* **Task input**
** begin **

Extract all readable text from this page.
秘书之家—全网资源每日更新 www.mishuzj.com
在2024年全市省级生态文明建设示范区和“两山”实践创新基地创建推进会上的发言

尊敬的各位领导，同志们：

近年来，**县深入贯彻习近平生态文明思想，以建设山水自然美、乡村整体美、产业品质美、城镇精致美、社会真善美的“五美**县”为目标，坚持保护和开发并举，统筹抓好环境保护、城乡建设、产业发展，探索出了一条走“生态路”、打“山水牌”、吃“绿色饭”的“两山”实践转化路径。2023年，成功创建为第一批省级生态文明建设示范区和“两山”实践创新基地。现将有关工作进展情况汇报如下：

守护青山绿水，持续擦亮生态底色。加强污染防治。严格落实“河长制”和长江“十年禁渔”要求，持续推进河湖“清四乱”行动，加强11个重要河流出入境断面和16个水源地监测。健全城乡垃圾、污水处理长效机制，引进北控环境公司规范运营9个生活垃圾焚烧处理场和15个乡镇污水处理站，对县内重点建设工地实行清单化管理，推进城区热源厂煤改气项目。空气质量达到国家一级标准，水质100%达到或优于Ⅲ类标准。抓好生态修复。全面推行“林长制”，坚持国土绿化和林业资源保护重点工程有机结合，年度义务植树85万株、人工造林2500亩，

** end **
** begin **

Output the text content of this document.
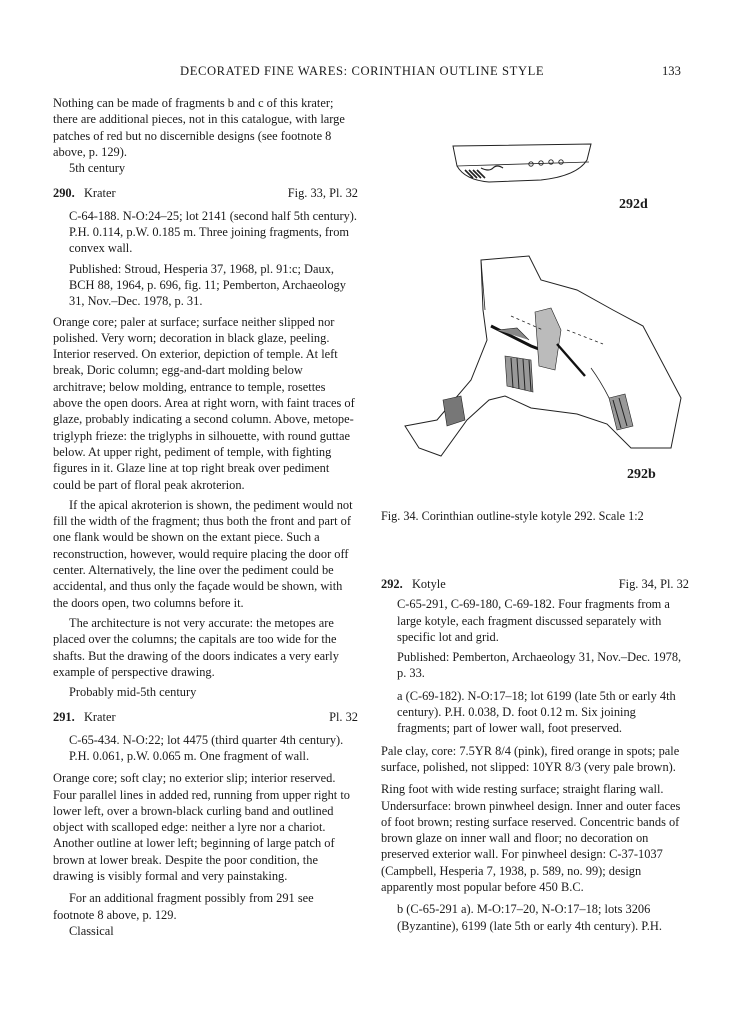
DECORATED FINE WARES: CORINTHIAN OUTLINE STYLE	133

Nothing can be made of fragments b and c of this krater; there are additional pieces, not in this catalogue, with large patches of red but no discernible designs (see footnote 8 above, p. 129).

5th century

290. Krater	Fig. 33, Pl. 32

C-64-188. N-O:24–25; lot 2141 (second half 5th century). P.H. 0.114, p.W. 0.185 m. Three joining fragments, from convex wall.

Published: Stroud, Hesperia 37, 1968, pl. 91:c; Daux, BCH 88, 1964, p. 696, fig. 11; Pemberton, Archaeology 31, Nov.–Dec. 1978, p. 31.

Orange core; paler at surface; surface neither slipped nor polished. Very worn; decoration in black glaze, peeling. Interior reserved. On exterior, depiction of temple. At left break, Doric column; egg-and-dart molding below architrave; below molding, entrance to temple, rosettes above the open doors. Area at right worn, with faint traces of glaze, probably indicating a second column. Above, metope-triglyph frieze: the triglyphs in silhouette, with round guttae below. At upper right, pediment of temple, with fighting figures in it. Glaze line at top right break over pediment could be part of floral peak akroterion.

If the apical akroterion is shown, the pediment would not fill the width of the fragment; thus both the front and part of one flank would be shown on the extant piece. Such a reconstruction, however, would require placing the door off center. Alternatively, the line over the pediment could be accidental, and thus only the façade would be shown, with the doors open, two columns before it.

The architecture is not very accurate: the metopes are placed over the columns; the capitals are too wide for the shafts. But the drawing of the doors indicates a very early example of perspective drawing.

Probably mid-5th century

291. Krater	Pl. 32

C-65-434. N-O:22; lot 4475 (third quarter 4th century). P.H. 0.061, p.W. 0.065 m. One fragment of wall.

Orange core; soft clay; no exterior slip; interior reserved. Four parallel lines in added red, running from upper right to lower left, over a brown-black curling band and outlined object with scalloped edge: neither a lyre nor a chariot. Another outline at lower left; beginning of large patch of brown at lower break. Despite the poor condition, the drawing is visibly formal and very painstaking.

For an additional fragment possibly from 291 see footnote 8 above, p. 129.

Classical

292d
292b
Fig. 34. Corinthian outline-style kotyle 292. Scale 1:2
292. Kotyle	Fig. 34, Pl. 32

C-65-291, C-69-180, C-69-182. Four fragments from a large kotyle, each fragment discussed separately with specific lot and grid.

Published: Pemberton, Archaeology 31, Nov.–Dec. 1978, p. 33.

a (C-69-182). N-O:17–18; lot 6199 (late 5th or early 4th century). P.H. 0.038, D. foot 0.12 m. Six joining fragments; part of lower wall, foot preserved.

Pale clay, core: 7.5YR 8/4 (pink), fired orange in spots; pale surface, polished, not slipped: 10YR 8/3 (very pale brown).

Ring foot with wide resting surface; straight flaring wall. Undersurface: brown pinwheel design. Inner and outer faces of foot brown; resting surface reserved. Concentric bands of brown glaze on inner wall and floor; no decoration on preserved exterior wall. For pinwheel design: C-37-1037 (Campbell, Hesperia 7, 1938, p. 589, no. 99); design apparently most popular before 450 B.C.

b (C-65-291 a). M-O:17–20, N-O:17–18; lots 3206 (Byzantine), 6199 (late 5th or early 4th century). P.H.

** end **

* **Challenge**
All lines above with "Published" in them should be returned.

* **Task output**
Published: Stroud, Hesperia 37, 1968, pl. 91:c; Daux, BCH 88, 1964, p. 696, fig. 11; Pemberton, Archaeology 31, Nov.–Dec. 1978, p. 31.
Published: Pemberton, Archaeology 31, Nov.–Dec. 1978, p. 33.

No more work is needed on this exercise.